Copy every line of the data in which the word "public" occurs.

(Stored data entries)
■ ■ ■

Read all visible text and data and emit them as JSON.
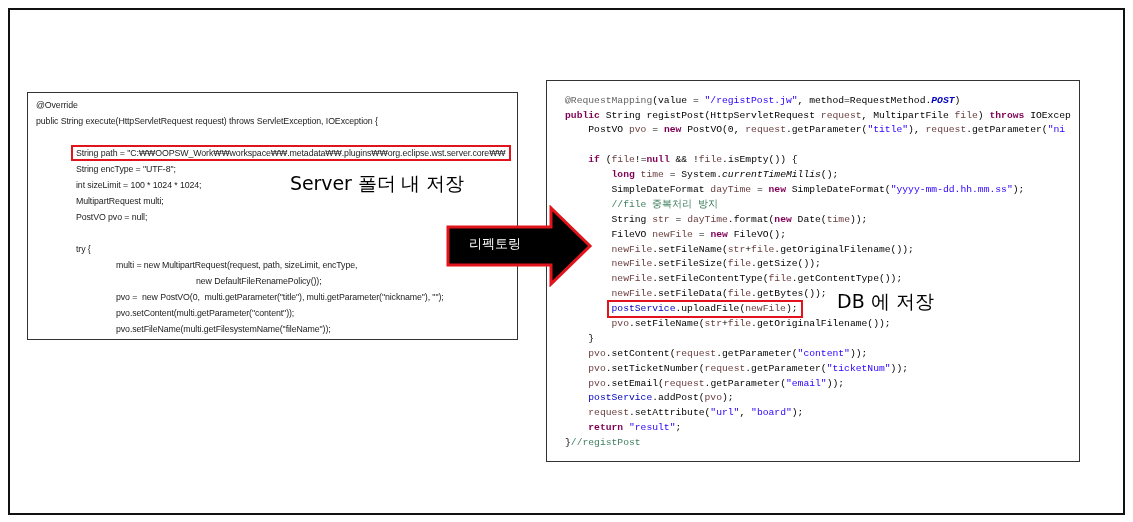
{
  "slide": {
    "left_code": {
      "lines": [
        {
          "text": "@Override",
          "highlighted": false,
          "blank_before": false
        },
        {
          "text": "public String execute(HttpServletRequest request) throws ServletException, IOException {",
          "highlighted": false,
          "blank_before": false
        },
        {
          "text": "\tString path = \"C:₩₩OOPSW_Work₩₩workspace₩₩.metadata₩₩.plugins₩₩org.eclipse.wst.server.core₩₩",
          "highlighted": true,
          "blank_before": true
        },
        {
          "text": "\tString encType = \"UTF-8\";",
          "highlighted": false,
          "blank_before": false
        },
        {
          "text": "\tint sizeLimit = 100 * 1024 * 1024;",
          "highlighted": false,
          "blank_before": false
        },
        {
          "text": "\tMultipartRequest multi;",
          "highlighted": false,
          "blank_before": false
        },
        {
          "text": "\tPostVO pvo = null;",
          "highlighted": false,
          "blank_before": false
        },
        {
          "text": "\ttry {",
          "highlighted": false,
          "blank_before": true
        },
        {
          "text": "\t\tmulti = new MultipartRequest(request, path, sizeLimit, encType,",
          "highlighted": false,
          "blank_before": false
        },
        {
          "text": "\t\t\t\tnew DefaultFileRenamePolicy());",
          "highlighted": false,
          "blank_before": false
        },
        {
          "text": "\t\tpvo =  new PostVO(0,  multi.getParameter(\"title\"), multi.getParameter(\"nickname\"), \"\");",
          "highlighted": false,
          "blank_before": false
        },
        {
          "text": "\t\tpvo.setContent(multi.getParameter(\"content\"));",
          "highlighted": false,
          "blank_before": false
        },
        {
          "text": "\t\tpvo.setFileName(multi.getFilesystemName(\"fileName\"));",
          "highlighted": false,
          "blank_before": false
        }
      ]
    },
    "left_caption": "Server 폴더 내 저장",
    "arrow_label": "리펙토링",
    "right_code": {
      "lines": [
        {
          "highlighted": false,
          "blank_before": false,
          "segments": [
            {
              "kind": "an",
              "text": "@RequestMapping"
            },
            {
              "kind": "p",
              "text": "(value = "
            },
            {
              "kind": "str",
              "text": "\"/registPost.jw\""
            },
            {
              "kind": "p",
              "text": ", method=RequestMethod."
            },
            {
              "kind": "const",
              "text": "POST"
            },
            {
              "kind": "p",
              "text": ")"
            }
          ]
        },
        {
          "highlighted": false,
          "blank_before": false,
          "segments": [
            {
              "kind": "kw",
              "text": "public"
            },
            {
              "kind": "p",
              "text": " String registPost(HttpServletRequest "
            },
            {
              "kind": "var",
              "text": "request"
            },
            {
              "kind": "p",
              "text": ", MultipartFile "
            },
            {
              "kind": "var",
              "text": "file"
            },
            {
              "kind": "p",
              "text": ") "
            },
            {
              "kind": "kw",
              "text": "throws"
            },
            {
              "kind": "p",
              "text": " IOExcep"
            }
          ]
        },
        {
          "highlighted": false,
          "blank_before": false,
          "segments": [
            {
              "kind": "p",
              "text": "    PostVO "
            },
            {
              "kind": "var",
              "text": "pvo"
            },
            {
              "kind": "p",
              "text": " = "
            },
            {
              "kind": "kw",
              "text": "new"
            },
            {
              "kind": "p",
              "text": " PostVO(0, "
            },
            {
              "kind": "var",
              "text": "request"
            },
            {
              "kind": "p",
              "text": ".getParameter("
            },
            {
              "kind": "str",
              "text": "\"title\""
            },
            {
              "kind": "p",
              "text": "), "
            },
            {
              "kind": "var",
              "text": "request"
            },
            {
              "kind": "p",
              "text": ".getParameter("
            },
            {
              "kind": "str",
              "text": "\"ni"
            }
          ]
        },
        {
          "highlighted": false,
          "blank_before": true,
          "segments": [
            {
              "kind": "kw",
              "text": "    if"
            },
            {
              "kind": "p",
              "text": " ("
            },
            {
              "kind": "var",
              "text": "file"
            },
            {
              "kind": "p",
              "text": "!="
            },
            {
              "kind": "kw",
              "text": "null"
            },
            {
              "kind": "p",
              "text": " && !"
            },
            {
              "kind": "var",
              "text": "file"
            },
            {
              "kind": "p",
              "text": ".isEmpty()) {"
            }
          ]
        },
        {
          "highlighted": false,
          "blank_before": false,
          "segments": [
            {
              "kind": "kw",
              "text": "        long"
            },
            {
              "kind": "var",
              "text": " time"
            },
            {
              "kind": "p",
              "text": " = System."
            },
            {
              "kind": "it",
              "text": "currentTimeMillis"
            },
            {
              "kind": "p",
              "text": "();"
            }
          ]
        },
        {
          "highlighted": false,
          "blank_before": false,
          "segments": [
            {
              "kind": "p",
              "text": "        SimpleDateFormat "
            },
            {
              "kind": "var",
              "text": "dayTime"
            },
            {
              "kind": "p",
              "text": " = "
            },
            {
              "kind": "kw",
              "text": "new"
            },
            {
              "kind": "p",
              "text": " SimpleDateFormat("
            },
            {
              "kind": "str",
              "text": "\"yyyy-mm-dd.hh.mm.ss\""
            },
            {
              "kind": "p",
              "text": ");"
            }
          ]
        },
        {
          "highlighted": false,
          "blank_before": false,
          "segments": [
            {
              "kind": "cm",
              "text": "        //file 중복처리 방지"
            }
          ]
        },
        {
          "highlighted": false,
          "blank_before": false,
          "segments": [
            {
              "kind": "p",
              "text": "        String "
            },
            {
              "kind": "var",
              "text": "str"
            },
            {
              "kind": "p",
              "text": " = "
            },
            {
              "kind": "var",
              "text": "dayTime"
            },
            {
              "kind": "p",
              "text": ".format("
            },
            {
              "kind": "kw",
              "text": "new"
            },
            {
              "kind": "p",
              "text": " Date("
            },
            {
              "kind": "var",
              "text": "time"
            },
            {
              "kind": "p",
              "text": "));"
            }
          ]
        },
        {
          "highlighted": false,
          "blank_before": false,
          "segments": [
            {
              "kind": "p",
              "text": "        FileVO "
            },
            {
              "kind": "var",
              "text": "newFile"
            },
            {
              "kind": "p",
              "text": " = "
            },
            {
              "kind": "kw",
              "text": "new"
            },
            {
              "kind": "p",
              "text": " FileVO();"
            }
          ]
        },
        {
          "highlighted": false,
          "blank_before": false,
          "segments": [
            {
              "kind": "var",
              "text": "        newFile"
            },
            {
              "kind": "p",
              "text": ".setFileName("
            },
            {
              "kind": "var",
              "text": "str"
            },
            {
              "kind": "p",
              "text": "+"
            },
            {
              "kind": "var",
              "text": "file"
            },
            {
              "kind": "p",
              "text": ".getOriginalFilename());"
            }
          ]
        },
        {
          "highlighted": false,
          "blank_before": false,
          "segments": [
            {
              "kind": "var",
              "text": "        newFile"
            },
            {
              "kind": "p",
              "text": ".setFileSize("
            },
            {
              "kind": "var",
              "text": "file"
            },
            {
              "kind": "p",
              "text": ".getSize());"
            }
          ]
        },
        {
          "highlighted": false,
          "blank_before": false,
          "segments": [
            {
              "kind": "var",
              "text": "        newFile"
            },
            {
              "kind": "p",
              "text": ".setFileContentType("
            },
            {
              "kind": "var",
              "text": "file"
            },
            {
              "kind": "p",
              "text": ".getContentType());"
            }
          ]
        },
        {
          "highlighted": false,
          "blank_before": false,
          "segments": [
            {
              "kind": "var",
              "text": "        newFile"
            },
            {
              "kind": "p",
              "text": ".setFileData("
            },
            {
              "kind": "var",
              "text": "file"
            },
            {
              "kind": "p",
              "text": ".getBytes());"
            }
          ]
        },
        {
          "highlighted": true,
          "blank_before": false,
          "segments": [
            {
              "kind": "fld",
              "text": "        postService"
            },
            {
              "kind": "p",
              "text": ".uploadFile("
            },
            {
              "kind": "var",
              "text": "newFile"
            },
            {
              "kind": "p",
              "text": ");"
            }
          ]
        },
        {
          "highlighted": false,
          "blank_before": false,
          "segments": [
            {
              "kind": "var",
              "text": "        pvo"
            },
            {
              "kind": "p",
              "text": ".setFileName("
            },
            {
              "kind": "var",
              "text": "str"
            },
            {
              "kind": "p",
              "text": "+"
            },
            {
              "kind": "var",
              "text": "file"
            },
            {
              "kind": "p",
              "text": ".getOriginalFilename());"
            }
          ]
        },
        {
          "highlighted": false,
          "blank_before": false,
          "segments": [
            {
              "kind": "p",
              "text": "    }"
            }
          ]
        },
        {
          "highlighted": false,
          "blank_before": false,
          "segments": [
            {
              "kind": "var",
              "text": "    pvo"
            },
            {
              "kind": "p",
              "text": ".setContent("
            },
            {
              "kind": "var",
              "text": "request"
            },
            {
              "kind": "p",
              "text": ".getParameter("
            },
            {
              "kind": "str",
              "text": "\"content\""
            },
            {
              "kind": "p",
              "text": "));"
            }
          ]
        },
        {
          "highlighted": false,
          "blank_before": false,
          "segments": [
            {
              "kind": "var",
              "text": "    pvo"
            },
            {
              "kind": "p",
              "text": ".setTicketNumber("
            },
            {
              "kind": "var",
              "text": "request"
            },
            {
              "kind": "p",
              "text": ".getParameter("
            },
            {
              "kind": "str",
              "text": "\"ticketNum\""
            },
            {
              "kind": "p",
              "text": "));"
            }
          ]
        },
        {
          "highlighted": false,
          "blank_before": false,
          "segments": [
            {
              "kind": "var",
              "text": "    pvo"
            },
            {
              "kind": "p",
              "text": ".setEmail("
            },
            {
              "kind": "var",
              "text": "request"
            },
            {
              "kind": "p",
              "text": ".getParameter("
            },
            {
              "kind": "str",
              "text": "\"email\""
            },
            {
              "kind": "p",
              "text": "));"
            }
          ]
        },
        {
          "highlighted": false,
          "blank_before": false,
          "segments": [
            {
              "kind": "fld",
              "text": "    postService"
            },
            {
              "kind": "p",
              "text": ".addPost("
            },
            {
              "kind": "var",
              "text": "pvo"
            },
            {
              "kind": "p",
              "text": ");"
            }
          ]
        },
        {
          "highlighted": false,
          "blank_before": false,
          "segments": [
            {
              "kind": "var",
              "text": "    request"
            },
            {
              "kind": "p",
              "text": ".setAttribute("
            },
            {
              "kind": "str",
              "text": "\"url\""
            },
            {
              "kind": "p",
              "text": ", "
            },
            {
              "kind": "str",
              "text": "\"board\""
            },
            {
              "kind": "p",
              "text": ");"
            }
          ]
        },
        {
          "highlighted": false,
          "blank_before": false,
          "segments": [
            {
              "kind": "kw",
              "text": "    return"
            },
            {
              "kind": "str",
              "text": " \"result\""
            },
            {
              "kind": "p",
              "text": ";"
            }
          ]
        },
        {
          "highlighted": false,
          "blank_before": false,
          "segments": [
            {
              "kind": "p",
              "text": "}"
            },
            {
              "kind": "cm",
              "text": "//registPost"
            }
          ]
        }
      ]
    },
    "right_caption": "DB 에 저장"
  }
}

■ ■ ■

WORKED ANSWER »
          "text": "public String execute(HttpServletRequest request) throws ServletException, IOException {",
              "text": "public"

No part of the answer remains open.